GIVEN TASK:
Please copy the listing below word for word, beginning at its first line and stopping after the line that contains "panel-bot-left: .6 .8".

##### INPUT DATA

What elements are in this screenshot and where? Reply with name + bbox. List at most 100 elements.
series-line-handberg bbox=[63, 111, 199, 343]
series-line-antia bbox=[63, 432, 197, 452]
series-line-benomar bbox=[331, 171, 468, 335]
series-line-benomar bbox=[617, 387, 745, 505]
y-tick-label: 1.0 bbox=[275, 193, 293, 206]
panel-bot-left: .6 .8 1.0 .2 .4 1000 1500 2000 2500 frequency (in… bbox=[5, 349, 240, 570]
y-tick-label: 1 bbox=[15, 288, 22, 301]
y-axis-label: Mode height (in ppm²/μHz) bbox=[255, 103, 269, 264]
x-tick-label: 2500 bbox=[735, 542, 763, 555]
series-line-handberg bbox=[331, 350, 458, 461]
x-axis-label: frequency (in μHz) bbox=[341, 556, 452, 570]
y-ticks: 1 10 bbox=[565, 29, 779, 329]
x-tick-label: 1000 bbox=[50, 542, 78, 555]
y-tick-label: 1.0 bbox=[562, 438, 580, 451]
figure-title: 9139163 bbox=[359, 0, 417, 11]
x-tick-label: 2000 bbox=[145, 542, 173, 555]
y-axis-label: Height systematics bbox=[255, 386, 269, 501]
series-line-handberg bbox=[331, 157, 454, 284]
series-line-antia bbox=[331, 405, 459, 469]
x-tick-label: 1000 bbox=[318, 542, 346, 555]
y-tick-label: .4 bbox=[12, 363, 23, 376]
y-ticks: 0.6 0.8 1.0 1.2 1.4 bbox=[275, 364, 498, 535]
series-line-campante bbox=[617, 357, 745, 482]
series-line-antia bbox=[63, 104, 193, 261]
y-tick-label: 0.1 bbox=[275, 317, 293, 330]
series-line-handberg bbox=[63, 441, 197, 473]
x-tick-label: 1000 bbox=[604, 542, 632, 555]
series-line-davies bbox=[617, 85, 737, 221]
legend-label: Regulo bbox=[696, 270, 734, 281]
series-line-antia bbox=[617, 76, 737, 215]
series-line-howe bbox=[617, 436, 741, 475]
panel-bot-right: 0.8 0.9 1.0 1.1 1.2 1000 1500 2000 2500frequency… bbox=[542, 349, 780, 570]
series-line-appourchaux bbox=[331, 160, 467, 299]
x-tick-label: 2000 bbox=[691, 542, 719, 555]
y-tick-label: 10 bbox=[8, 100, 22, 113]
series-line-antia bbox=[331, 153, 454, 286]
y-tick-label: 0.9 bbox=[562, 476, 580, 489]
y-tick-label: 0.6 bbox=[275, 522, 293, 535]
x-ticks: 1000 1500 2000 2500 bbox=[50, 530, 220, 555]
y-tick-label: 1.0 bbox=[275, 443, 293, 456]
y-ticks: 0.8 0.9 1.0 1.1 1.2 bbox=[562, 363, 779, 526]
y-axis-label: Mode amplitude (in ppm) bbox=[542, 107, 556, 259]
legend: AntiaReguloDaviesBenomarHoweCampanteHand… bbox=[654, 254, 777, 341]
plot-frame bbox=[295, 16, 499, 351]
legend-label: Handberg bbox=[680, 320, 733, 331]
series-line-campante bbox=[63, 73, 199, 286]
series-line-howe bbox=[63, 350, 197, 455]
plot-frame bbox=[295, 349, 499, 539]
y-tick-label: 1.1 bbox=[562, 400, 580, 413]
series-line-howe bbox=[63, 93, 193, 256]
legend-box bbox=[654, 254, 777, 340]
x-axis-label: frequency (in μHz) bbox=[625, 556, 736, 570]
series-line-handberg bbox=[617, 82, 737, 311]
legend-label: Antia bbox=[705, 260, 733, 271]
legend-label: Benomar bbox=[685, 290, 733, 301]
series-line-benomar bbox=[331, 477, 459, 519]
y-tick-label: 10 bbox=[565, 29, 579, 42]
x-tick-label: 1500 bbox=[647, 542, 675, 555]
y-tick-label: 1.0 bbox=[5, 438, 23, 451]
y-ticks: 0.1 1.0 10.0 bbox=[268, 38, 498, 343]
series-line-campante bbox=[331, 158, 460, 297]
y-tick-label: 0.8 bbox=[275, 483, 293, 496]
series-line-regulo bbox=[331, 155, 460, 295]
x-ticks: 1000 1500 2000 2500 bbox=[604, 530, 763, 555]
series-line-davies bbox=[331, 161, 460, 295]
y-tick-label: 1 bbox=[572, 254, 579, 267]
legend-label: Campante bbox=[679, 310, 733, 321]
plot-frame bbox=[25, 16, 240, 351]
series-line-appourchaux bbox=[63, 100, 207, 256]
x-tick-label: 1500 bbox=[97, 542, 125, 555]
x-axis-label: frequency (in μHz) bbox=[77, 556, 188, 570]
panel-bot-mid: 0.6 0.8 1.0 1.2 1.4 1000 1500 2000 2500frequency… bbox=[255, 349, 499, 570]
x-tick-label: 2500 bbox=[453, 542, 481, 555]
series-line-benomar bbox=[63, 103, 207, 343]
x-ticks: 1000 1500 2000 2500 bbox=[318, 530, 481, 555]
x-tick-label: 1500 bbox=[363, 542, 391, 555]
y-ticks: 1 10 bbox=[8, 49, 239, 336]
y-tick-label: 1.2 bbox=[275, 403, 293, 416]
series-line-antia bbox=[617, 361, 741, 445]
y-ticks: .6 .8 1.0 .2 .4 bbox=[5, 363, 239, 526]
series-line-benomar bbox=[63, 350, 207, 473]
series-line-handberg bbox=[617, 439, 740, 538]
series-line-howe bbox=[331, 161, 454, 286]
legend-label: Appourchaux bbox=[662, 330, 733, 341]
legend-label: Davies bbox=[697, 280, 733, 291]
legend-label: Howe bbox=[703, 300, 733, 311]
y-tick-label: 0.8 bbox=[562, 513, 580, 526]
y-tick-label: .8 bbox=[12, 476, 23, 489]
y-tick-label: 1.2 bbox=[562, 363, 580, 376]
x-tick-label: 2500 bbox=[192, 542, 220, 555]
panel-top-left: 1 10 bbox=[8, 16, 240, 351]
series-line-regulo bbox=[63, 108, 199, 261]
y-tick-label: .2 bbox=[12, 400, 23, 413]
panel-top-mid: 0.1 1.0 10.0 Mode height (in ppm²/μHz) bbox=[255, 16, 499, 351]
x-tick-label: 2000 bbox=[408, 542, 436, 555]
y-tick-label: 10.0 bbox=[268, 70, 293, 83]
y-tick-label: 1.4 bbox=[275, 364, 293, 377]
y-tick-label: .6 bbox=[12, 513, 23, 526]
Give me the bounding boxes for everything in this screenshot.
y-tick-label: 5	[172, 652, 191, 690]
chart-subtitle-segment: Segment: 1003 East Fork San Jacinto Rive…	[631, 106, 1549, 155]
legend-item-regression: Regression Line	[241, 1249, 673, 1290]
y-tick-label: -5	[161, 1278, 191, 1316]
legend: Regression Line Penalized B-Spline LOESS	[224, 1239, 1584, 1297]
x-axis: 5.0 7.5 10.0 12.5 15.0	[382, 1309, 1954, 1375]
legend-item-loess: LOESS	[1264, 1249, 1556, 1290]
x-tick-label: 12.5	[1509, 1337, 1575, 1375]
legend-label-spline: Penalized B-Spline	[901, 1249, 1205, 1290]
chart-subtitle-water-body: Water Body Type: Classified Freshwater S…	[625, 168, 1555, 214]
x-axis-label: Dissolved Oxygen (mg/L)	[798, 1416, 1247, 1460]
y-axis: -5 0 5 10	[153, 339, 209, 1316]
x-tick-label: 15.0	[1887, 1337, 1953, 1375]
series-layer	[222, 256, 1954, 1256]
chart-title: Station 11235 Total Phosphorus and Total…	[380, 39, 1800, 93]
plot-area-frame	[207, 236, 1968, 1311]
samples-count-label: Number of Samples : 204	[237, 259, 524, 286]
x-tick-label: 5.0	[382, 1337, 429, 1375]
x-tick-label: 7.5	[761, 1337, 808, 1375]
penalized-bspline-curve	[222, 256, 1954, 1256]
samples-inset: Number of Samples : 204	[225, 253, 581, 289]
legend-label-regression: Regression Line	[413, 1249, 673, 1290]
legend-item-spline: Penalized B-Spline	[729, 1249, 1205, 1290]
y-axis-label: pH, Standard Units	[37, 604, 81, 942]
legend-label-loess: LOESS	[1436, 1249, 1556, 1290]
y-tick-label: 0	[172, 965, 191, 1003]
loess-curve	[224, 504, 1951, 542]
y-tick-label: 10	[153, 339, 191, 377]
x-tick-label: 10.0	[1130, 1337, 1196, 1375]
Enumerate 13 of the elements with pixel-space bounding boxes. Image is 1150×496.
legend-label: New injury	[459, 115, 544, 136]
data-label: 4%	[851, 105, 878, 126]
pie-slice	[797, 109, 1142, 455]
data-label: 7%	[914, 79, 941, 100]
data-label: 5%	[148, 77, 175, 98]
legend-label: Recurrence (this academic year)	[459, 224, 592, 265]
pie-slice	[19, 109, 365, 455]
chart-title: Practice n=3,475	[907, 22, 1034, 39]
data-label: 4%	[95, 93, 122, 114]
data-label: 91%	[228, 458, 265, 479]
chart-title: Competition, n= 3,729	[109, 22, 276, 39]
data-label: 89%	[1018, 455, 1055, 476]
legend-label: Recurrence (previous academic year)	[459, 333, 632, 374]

##########

FULL SOLUTION:
What elements are in this screenshot and where? Reply with name + bbox. List at most 100 elements.
series-line-handberg bbox=[63, 111, 199, 343]
series-line-antia bbox=[63, 432, 197, 452]
series-line-benomar bbox=[331, 171, 468, 335]
series-line-benomar bbox=[617, 387, 745, 505]
y-tick-label: 1.0 bbox=[275, 193, 293, 206]
panel-bot-left: .6 .8 1.0 .2 .4 1000 1500 2000 2500 frequency (in… bbox=[5, 349, 240, 570]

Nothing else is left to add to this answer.